### [What to work on]
Set down, word for word, the lines from the one holding "OCR this image." to the final line, both included, and skip the pictures.

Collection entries
## Begin
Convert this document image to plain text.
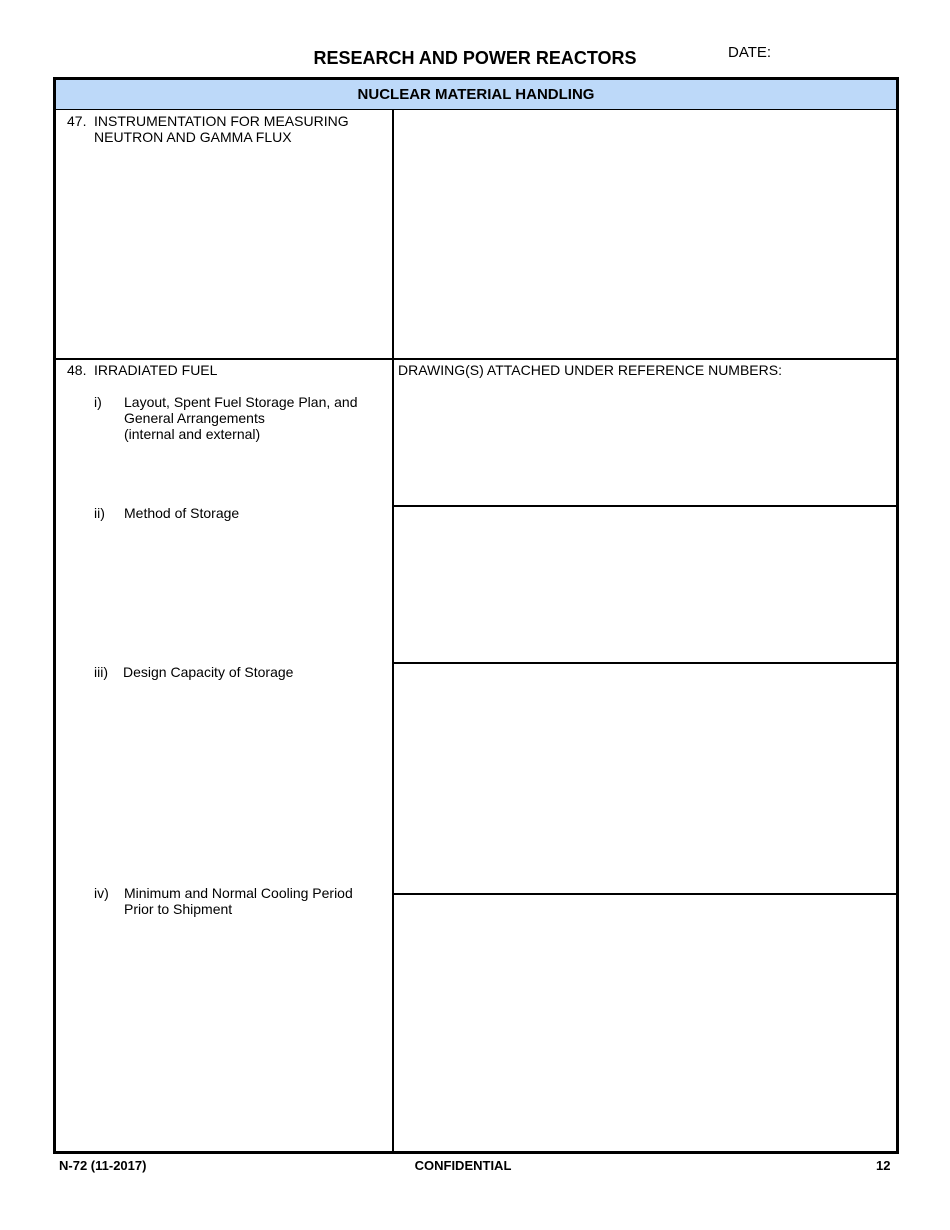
RESEARCH AND POWER REACTORS	DATE:
NUCLEAR MATERIAL HANDLING
47. INSTRUMENTATION FOR MEASURING
NEUTRON AND GAMMA FLUX
48. IRRADIATED FUEL	DRAWING(S) ATTACHED UNDER REFERENCE NUMBERS:
i) Layout, Spent Fuel Storage Plan, and
General Arrangements
(internal and external)
ii) Method of Storage
iii) Design Capacity of Storage
iv) Minimum and Normal Cooling Period
Prior to Shipment
N-72 (11-2017)	CONFIDENTIAL	12
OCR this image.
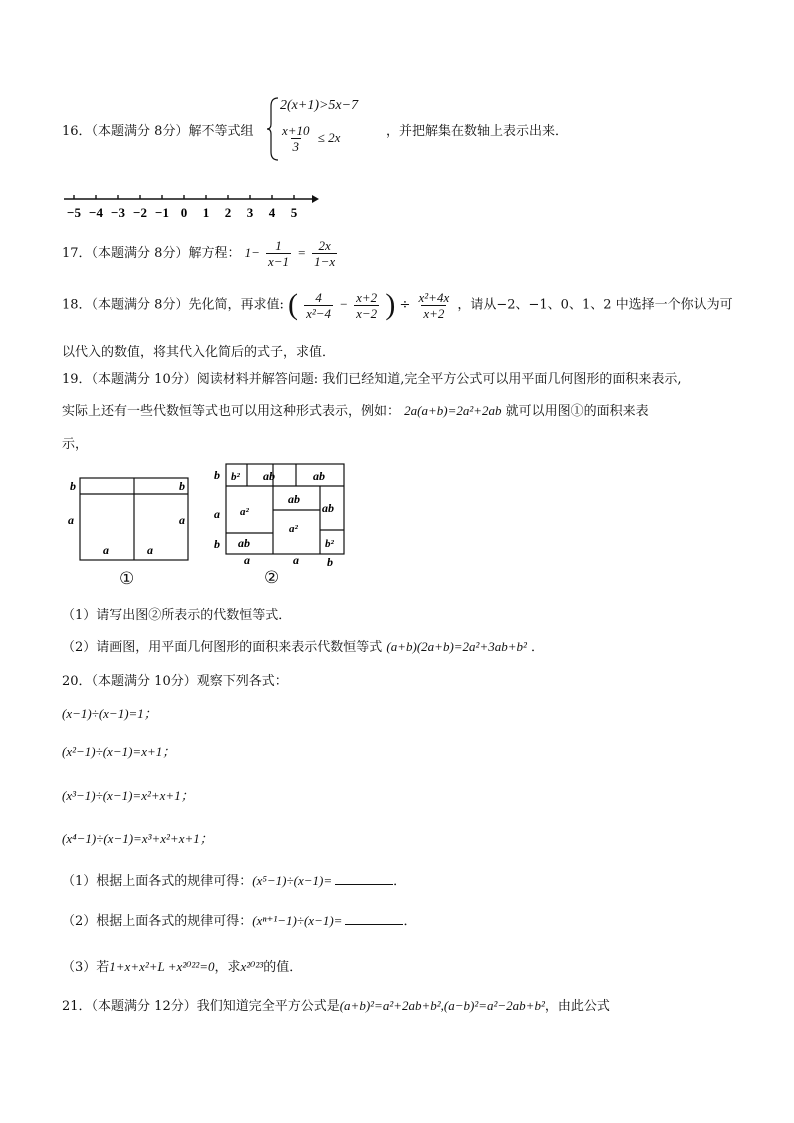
16．（本题满分 8分）解不等式组
2(x+1)>5x−7
$\frac{x+10}{3} \le 2x$	，并把解集在数轴上表示出来．
−5 −4 −3 −2 −1 0 1 2 3 4 5
17．（本题满分 8分）解方程： $1- \frac{1}{x-1} = \frac{2x}{1-x}$
18．（本题满分 8分）先化简，再求值: ( $\frac{4}{\text{x²−4}} - \frac{x+2}{x-2}$ ) ÷ $\frac{\text{x²+4x}}{x+2}$ ，请从−2、−1、0、1、2 中选择一个你认为可
以代入的数值，将其代入化简后的式子，求值．
19．（本题满分 10分）阅读材料并解答问题: 我们已经知道,完全平方公式可以用平面几何图形的面积来表示,
实际上还有一些代数恒等式也可以用这种形式表示，例如： 2a(a+b)=2a²+2ab 就可以用图①的面积来表
示，
b
a
b
a
a	a
①
b² ab	ab
a²
ab
a²
ab
ab	b²
b
a
b
a	a b
②
（1）请写出图②所表示的代数恒等式．
（2）请画图，用平面几何图形的面积来表示代数恒等式 (a+b)(2a+b)=2a²+3ab+b² ．
20．（本题满分 10分）观察下列各式：
(x−1)÷(x−1)=1；
(x²−1)÷(x−1)=x+1；
(x³−1)÷(x−1)=x²+x+1；
(x⁴−1)÷(x−1)=x³+x²+x+1；
（1）根据上面各式的规律可得：(x⁵−1)÷(x−1)=	．
（2）根据上面各式的规律可得：(xⁿ⁺¹−1)÷(x−1)=	．
（3）若1+x+x²+L +x²⁰²²=0，求x²⁰²³的值．
21．（本题满分 12分）我们知道完全平方公式是(a+b)²=a²+2ab+b²,(a−b)²=a²−2ab+b²，由此公式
## End
### [Exercise answer]
OCR this image.
16．（本题满分 8分）解不等式组
2(x+1)>5x−7
$\frac{x+10}{3} \le 2x$	，并把解集在数轴上表示出来．
−5 −4 −3 −2 −1 0 1 2 3 4 5
17．（本题满分 8分）解方程： $1- \frac{1}{x-1} = \frac{2x}{1-x}$
18．（本题满分 8分）先化简，再求值: ( $\frac{4}{\text{x²−4}} - \frac{x+2}{x-2}$ ) ÷ $\frac{\text{x²+4x}}{x+2}$ ，请从−2、−1、0、1、2 中选择一个你认为可
以代入的数值，将其代入化简后的式子，求值．
19．（本题满分 10分）阅读材料并解答问题: 我们已经知道,完全平方公式可以用平面几何图形的面积来表示,
实际上还有一些代数恒等式也可以用这种形式表示，例如： 2a(a+b)=2a²+2ab 就可以用图①的面积来表
示，
b
a
b
a
a	a
①
b² ab	ab
a²
ab
a²
ab
ab	b²
b
a
b
a	a b
②
（1）请写出图②所表示的代数恒等式．
（2）请画图，用平面几何图形的面积来表示代数恒等式 (a+b)(2a+b)=2a²+3ab+b² ．
20．（本题满分 10分）观察下列各式：
(x−1)÷(x−1)=1；
(x²−1)÷(x−1)=x+1；
(x³−1)÷(x−1)=x²+x+1；
(x⁴−1)÷(x−1)=x³+x²+x+1；
（1）根据上面各式的规律可得：(x⁵−1)÷(x−1)=	．
（2）根据上面各式的规律可得：(xⁿ⁺¹−1)÷(x−1)=	．
（3）若1+x+x²+L +x²⁰²²=0，求x²⁰²³的值．
21．（本题满分 12分）我们知道完全平方公式是(a+b)²=a²+2ab+b²,(a−b)²=a²−2ab+b²，由此公式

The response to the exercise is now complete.